### Given problem
Reply with the count of lines holding "this", nothing more.

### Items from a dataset
[Begin]

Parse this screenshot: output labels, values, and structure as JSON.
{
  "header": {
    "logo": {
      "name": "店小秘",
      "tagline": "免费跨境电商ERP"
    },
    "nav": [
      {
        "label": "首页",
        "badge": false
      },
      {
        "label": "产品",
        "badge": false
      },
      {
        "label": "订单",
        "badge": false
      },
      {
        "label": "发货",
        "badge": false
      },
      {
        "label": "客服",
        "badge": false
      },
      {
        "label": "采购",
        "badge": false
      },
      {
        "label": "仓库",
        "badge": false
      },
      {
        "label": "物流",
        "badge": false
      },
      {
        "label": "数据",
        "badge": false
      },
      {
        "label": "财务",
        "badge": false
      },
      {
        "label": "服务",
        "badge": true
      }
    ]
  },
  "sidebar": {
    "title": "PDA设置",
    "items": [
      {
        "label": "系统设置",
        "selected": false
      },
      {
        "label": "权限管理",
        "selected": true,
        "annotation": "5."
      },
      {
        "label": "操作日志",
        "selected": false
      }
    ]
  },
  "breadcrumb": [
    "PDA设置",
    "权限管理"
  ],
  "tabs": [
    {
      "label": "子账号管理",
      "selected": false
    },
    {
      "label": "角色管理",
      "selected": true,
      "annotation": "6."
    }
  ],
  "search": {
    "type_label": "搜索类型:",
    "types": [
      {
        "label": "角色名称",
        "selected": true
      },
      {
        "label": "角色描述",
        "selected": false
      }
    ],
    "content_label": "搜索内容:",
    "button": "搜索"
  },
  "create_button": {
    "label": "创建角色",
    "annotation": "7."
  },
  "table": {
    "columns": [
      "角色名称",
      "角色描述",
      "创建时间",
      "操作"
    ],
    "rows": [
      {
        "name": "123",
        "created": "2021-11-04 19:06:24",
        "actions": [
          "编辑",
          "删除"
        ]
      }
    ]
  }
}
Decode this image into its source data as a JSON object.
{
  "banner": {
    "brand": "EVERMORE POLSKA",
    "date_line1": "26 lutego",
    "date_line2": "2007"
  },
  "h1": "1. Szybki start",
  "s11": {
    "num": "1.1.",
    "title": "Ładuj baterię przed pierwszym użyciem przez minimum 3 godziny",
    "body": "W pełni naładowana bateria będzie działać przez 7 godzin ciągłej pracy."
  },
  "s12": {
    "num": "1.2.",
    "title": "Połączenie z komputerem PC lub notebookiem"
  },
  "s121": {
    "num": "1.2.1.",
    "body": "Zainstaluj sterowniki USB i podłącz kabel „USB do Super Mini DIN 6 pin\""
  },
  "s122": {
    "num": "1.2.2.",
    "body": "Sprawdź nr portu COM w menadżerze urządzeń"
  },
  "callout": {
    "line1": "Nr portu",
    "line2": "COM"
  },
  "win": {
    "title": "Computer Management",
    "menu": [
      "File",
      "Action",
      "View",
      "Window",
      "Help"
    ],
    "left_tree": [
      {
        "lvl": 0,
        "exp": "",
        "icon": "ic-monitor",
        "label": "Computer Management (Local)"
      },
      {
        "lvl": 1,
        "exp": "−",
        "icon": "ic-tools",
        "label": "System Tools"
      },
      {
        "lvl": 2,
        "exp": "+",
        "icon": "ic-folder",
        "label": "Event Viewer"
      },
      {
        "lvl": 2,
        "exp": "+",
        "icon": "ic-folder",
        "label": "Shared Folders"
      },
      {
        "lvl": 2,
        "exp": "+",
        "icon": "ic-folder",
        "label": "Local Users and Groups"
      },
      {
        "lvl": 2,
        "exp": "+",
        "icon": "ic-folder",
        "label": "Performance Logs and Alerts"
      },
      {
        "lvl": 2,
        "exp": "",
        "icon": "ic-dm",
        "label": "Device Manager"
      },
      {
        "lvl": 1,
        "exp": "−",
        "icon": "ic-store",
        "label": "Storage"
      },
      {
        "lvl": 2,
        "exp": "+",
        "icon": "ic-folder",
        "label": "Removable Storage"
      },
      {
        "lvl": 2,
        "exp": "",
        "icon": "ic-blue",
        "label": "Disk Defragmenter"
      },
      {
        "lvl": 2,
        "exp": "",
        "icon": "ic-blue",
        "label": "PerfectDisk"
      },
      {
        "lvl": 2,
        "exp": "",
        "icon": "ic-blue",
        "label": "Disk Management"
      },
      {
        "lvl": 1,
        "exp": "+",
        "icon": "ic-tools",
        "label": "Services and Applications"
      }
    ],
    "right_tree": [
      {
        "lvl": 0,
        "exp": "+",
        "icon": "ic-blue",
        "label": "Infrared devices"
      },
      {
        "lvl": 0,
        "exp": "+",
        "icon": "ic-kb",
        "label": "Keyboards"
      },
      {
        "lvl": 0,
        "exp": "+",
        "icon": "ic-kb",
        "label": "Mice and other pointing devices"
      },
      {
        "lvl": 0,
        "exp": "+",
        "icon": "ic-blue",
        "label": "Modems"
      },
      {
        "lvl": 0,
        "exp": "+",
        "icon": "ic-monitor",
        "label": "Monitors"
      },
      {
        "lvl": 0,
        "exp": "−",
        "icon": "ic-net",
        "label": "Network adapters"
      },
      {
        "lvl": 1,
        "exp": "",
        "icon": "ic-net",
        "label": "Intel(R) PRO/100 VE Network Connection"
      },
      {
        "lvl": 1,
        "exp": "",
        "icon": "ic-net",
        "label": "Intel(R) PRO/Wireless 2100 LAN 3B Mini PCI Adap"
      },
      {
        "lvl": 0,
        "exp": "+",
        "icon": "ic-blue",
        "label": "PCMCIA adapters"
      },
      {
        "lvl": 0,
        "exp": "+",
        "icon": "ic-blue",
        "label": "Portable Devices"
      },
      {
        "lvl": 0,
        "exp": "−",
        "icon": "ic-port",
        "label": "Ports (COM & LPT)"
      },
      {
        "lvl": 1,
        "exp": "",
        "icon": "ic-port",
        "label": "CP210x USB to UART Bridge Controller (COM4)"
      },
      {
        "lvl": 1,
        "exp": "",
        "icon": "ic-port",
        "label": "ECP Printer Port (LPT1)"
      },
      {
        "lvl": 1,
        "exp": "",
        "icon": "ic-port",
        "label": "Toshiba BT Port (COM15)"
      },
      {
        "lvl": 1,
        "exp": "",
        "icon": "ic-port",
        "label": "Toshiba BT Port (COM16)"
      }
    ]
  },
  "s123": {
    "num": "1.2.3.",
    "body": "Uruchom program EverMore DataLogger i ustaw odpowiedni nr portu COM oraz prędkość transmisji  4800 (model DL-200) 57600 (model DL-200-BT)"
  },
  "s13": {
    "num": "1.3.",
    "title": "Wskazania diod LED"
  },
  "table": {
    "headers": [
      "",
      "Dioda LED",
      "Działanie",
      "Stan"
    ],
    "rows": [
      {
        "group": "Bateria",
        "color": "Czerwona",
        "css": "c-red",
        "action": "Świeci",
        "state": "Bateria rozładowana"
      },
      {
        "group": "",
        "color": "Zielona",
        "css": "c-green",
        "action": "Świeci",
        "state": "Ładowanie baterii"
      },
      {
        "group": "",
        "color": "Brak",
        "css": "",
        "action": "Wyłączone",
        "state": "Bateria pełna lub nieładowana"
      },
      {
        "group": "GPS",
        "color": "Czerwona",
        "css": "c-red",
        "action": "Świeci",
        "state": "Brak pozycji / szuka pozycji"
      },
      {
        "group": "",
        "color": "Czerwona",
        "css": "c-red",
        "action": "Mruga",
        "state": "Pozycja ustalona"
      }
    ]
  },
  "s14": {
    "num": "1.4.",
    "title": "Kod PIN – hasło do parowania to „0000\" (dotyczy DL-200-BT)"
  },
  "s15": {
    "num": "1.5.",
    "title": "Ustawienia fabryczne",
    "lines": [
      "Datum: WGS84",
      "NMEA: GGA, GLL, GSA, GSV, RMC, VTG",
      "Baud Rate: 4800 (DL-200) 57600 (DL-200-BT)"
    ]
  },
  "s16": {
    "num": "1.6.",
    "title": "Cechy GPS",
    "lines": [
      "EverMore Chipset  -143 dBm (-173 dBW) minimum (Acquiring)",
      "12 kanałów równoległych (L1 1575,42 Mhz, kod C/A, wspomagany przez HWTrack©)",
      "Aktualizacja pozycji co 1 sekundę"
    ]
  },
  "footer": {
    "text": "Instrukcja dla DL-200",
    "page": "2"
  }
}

[End]

### Task result
2